### Description of the task
Among the entries below, count the lines that contain the word "title". Write down only the total.

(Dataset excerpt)
┄┄┄┄┄┄┄┄┄┄┄┄┄┄┄┄┄┄┄┄
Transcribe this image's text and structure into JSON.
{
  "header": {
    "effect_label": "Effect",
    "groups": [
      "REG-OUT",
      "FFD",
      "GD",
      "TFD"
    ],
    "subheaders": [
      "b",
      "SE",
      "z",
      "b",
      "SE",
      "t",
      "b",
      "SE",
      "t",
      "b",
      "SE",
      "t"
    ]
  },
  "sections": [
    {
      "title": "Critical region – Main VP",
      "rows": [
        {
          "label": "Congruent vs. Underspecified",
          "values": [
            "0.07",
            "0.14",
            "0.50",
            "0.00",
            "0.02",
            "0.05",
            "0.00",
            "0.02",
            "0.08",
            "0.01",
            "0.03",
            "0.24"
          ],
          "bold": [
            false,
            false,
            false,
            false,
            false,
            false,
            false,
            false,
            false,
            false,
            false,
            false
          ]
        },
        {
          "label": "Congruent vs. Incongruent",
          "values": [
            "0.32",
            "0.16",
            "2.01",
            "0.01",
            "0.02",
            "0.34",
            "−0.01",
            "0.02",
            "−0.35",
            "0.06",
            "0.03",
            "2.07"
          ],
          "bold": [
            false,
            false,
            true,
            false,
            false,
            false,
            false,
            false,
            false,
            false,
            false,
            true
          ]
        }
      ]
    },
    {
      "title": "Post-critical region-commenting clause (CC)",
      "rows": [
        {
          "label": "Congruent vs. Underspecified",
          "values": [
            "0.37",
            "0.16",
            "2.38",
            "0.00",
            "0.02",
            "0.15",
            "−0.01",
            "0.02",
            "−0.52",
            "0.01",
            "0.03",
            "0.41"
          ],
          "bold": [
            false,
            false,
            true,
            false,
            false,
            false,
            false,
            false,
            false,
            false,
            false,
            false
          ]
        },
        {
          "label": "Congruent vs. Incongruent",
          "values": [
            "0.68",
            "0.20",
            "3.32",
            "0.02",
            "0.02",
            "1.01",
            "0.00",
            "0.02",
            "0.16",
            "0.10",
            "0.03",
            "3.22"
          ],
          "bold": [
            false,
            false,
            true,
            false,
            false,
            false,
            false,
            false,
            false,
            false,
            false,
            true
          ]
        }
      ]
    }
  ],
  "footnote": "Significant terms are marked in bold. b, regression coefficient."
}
┄┄┄┄┄┄┄┄┄┄┄┄┄┄┄┄┄┄┄┄
### Response
2